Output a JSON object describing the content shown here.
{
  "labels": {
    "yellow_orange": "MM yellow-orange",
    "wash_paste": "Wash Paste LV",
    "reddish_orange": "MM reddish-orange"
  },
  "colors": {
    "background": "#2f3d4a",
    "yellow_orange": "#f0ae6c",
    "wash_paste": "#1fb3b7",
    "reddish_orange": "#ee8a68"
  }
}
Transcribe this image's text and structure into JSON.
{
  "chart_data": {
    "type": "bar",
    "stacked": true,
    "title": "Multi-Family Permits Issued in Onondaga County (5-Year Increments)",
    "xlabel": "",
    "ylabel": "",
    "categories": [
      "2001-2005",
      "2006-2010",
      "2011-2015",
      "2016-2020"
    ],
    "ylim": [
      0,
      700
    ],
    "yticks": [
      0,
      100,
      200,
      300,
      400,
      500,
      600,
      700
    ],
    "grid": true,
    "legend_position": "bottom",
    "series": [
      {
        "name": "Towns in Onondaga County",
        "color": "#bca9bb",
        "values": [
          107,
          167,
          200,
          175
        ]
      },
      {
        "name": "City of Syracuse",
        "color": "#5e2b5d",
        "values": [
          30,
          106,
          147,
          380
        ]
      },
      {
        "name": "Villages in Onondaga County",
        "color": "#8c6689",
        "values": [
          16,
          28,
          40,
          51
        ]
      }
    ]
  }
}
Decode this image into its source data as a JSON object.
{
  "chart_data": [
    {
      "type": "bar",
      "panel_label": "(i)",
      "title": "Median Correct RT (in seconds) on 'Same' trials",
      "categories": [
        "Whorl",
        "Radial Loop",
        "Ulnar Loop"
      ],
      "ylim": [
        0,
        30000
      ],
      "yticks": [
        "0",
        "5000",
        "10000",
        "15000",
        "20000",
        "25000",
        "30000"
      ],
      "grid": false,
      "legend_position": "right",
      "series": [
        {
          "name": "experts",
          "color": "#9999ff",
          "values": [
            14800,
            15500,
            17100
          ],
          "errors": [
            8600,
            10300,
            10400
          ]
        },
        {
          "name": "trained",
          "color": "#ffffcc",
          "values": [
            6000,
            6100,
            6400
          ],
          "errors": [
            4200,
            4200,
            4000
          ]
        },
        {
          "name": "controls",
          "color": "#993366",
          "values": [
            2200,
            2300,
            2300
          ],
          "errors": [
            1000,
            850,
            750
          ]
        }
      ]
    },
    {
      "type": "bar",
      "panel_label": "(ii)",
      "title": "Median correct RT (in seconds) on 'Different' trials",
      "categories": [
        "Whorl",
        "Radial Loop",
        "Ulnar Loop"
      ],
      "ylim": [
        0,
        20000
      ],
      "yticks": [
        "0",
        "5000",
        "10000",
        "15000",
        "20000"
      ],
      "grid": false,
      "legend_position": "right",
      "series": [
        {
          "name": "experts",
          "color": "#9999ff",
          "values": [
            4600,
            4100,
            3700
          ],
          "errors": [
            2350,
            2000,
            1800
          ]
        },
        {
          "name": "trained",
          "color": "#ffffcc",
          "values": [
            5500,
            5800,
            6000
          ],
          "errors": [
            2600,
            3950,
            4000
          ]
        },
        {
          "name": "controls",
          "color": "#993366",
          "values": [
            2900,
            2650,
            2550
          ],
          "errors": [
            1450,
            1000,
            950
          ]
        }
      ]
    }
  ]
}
==============================
Your task is to repeat the data exactly; please include every line.

■ Response ■
Output a JSON object describing the content shown here.
{
  "labels": {
    "yellow_orange": "MM yellow-orange",
    "wash_paste": "Wash Paste LV",
    "reddish_orange": "MM reddish-orange"
  },
  "colors": {
    "background": "#2f3d4a",
    "yellow_orange": "#f0ae6c",
    "wash_paste": "#1fb3b7",
    "reddish_orange": "#ee8a68"
  }
}
Transcribe this image's text and structure into JSON.
{
  "chart_data": {
    "type": "bar",
    "stacked": true,
    "title": "Multi-Family Permits Issued in Onondaga County (5-Year Increments)",
    "xlabel": "",
    "ylabel": "",
    "categories": [
      "2001-2005",
      "2006-2010",
      "2011-2015",
      "2016-2020"
    ],
    "ylim": [
      0,
      700
    ],
    "yticks": [
      0,
      100,
      200,
      300,
      400,
      500,
      600,
      700
    ],
    "grid": true,
    "legend_position": "bottom",
    "series": [
      {
        "name": "Towns in Onondaga County",
        "color": "#bca9bb",
        "values": [
          107,
          167,
          200,
          175
        ]
      },
      {
        "name": "City of Syracuse",
        "color": "#5e2b5d",
        "values": [
          30,
          106,
          147,
          380
        ]
      },
      {
        "name": "Villages in Onondaga County",
        "color": "#8c6689",
        "values": [
          16,
          28,
          40,
          51
        ]
      }
    ]
  }
}
Decode this image into its source data as a JSON object.
{
  "chart_data": [
    {
      "type": "bar",
      "panel_label": "(i)",
      "title": "Median Correct RT (in seconds) on 'Same' trials",
      "categories": [
        "Whorl",
        "Radial Loop",
        "Ulnar Loop"
      ],
      "ylim": [
        0,
        30000
      ],
      "yticks": [
        "0",
        "5000",
        "10000",
        "15000",
        "20000",
        "25000",
        "30000"
      ],
      "grid": false,
      "legend_position": "right",
      "series": [
        {
          "name": "experts",
          "color": "#9999ff",
          "values": [
            14800,
            15500,
            17100
          ],
          "errors": [
            8600,
            10300,
            10400
          ]
        },
        {
          "name": "trained",
          "color": "#ffffcc",
          "values": [
            6000,
            6100,
            6400
          ],
          "errors": [
            4200,
            4200,
            4000
          ]
        },
        {
          "name": "controls",
          "color": "#993366",
          "values": [
            2200,
            2300,
            2300
          ],
          "errors": [
            1000,
            850,
            750
          ]
        }
      ]
    },
    {
      "type": "bar",
      "panel_label": "(ii)",
      "title": "Median correct RT (in seconds) on 'Different' trials",
      "categories": [
        "Whorl",
        "Radial Loop",
        "Ulnar Loop"
      ],
      "ylim": [
        0,
        20000
      ],
      "yticks": [
        "0",
        "5000",
        "10000",
        "15000",
        "20000"
      ],
      "grid": false,
      "legend_position": "right",
      "series": [
        {
          "name": "experts",
          "color": "#9999ff",
          "values": [
            4600,
            4100,
            3700
          ],
          "errors": [
            2350,
            2000,
            1800
          ]
        },
        {
          "name": "trained",
          "color": "#ffffcc",
          "values": [
            5500,
            5800,
            6000
          ],
          "errors": [
            2600,
            3950,
            4000
          ]
        },
        {
          "name": "controls",
          "color": "#993366",
          "values": [
            2900,
            2650,
            2550
          ],
          "errors": [
            1450,
            1000,
            950
          ]
        }
      ]
    }
  ]
}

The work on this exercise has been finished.